§ Task to carry out
Leave out the pictures and copy every record exactly.

BEGIN Source records

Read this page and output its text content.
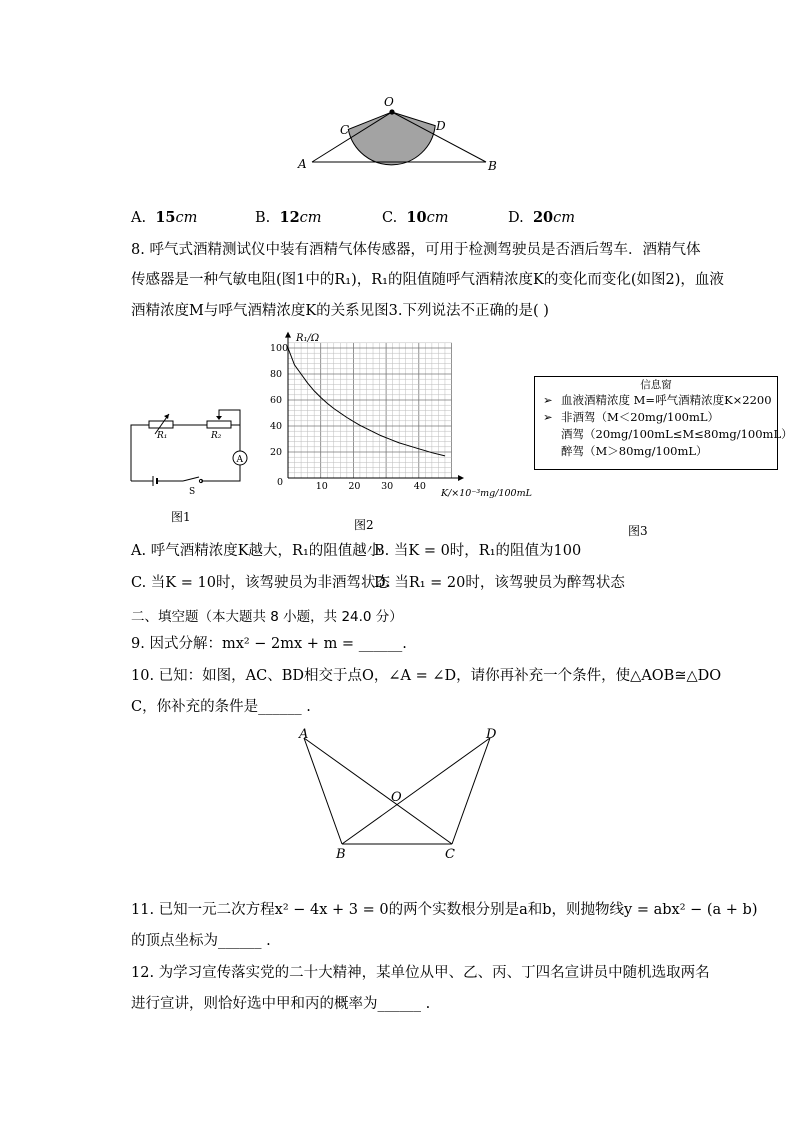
O
C	D
A	B
A. 15cm	B. 12cm	C. 10cm	D. 20cm
8. 呼气式酒精测试仪中装有酒精气体传感器，可用于检测驾驶员是否酒后驾车．酒精气体
传感器是一种气敏电阻(图1中的R₁)，R₁的阻值随呼气酒精浓度K的变化而变化(如图2)，血液
酒精浓度M与呼气酒精浓度K的关系见图3.下列说法不正确的是( )
A
R₁	R₂
S
图1
10 20 30 40
20
40
60
80
100
R₁/Ω
K/×10⁻³mg/100mL
0
图2
信息窗
➢ 血液酒精浓度 M=呼气酒精浓度K×2200
➢ 非酒驾（M＜20mg/100mL）
酒驾（20mg/100mL≤M≤80mg/100mL）
醉驾（M＞80mg/100mL）
图3
A. 呼气酒精浓度K越大，R₁的阻值越小
B. 当K = 0时，R₁的阻值为100
C. 当K = 10时，该驾驶员为非酒驾状态
D. 当R₁ = 20时，该驾驶员为醉驾状态
二、填空题（本大题共 8 小题，共 24.0 分）
9. 因式分解：mx² − 2mx + m = ______.
10. 已知：如图，AC、BD相交于点O，∠A = ∠D，请你再补充一个条件，使△AOB≅△DO
C，你补充的条件是______ .
A	D
O
B	C
11. 已知一元二次方程x² − 4x + 3 = 0的两个实数根分别是a和b，则抛物线y = abx² − (a + b)
的顶点坐标为______ .
12. 为学习宣传落实党的二十大精神，某单位从甲、乙、丙、丁四名宣讲员中随机选取两名
进行宣讲，则恰好选中甲和丙的概率为______ .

END Source records

§ Response to this task
Read this page and output its text content.
O
C	D
A	B
A. 15cm	B. 12cm	C. 10cm	D. 20cm
8. 呼气式酒精测试仪中装有酒精气体传感器，可用于检测驾驶员是否酒后驾车．酒精气体
传感器是一种气敏电阻(图1中的R₁)，R₁的阻值随呼气酒精浓度K的变化而变化(如图2)，血液
酒精浓度M与呼气酒精浓度K的关系见图3.下列说法不正确的是( )
A
R₁	R₂
S
图1
10 20 30 40
20
40
60
80
100
R₁/Ω
K/×10⁻³mg/100mL
0
图2
信息窗
➢ 血液酒精浓度 M=呼气酒精浓度K×2200
➢ 非酒驾（M＜20mg/100mL）
酒驾（20mg/100mL≤M≤80mg/100mL）
醉驾（M＞80mg/100mL）
图3
A. 呼气酒精浓度K越大，R₁的阻值越小
B. 当K = 0时，R₁的阻值为100
C. 当K = 10时，该驾驶员为非酒驾状态
D. 当R₁ = 20时，该驾驶员为醉驾状态
二、填空题（本大题共 8 小题，共 24.0 分）
9. 因式分解：mx² − 2mx + m = ______.
10. 已知：如图，AC、BD相交于点O，∠A = ∠D，请你再补充一个条件，使△AOB≅△DO
C，你补充的条件是______ .
A	D
O
B	C
11. 已知一元二次方程x² − 4x + 3 = 0的两个实数根分别是a和b，则抛物线y = abx² − (a + b)
的顶点坐标为______ .
12. 为学习宣传落实党的二十大精神，某单位从甲、乙、丙、丁四名宣讲员中随机选取两名
进行宣讲，则恰好选中甲和丙的概率为______ .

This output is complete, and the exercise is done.